Stated task:
Track down every line below that holds "国投期货" and copy it.

Listed records:
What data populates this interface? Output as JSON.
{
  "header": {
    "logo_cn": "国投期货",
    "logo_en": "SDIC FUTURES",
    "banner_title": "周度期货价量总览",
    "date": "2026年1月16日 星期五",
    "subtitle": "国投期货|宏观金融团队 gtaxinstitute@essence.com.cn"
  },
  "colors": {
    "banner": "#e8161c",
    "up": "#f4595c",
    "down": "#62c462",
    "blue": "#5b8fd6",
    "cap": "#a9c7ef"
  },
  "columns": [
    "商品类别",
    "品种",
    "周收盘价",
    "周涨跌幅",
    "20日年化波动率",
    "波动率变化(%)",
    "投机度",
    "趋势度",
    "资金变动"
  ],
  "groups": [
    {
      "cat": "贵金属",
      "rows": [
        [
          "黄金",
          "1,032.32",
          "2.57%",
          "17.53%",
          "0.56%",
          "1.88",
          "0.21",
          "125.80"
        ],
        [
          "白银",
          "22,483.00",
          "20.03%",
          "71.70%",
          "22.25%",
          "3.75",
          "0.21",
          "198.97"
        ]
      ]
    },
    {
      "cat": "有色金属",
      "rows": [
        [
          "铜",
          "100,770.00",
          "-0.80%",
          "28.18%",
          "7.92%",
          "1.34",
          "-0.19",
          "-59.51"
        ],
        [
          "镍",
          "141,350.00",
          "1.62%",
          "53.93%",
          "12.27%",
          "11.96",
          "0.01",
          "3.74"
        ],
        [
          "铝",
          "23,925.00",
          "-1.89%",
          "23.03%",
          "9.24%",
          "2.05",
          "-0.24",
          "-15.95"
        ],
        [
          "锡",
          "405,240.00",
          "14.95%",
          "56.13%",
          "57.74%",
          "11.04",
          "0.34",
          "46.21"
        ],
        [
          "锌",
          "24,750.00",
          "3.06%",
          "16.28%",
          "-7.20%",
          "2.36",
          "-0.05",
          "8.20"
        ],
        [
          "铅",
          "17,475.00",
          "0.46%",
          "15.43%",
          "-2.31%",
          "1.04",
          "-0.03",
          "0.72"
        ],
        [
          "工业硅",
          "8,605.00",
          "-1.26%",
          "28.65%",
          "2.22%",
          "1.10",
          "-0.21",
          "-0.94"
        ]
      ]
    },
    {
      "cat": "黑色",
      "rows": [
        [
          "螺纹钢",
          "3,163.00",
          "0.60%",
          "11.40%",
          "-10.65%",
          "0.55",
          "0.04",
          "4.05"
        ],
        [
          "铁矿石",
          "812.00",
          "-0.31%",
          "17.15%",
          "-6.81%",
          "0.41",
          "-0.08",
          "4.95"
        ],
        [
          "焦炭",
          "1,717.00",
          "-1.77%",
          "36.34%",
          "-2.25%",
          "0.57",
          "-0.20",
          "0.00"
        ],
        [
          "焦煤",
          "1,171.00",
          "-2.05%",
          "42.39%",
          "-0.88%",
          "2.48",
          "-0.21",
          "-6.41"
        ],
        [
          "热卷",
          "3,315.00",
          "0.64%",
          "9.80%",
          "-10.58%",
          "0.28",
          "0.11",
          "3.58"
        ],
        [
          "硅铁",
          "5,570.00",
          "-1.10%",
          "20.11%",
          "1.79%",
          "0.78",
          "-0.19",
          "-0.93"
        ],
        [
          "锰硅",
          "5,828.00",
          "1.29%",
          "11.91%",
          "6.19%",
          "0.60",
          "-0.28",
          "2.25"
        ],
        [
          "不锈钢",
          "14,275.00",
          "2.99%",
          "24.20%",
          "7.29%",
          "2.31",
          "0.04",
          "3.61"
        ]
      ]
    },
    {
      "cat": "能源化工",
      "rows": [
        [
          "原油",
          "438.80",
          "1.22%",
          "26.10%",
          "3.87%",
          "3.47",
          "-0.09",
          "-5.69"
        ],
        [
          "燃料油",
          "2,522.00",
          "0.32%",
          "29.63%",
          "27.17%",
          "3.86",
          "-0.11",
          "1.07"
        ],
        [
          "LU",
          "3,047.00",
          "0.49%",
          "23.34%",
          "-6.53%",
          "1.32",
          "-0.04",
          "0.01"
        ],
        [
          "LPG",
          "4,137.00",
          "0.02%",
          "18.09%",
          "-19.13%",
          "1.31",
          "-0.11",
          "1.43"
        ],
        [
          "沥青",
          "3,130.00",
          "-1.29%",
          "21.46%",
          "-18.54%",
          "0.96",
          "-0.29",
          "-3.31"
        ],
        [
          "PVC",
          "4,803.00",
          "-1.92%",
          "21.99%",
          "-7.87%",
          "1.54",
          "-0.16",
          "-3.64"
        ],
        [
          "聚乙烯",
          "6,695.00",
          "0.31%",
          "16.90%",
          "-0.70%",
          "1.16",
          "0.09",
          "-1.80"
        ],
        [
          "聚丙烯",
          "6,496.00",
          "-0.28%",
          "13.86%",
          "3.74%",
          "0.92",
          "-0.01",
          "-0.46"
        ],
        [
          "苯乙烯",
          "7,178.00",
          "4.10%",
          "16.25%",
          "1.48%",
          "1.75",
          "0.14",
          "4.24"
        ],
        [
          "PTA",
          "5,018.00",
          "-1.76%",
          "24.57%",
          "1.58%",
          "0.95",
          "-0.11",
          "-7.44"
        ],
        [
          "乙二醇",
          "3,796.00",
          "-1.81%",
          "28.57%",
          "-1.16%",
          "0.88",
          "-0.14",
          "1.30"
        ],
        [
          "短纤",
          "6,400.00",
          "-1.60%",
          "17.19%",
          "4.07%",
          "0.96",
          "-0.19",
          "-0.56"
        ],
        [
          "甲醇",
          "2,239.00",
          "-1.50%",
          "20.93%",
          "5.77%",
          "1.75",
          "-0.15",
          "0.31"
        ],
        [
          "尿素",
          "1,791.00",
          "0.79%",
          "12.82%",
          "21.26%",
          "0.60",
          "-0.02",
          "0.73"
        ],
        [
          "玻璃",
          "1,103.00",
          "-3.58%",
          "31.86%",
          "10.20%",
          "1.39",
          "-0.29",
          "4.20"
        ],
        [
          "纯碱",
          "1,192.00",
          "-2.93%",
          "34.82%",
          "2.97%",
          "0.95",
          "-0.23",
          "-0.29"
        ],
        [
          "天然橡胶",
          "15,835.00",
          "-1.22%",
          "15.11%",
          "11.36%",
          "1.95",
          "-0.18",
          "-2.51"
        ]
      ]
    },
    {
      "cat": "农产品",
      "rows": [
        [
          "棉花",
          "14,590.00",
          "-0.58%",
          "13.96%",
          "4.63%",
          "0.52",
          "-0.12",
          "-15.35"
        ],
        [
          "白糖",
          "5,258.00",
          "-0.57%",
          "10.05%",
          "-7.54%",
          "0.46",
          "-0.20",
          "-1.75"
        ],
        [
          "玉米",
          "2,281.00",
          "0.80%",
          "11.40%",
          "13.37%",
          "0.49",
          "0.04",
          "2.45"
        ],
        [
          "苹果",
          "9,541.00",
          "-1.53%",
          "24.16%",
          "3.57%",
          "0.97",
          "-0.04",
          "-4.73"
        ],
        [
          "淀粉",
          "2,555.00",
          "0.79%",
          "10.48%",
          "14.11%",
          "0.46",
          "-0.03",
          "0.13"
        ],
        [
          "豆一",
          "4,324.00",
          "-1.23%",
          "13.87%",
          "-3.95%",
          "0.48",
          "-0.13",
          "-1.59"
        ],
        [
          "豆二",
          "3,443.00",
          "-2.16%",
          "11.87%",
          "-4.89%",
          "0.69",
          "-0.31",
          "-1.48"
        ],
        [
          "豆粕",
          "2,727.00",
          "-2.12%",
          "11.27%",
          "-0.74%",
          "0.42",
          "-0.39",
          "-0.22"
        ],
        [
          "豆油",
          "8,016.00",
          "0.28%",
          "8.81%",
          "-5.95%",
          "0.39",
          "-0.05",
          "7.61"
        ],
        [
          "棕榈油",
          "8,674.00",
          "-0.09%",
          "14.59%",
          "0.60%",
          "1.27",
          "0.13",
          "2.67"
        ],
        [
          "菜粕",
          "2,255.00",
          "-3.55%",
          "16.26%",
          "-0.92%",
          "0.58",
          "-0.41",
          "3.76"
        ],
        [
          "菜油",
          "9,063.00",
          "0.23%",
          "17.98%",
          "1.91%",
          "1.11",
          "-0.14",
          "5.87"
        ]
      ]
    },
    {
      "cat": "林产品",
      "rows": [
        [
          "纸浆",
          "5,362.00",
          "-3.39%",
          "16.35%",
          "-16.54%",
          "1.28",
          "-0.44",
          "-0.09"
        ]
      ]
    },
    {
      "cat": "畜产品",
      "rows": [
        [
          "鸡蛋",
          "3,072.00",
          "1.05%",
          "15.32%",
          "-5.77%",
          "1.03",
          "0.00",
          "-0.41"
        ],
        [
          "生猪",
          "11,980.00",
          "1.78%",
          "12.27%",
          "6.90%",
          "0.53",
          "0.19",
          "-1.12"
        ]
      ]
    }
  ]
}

Solved problem:
    "logo_cn": "国投期货",
    "subtitle": "国投期货|宏观金融团队 gtaxinstitute@essence.com.cn"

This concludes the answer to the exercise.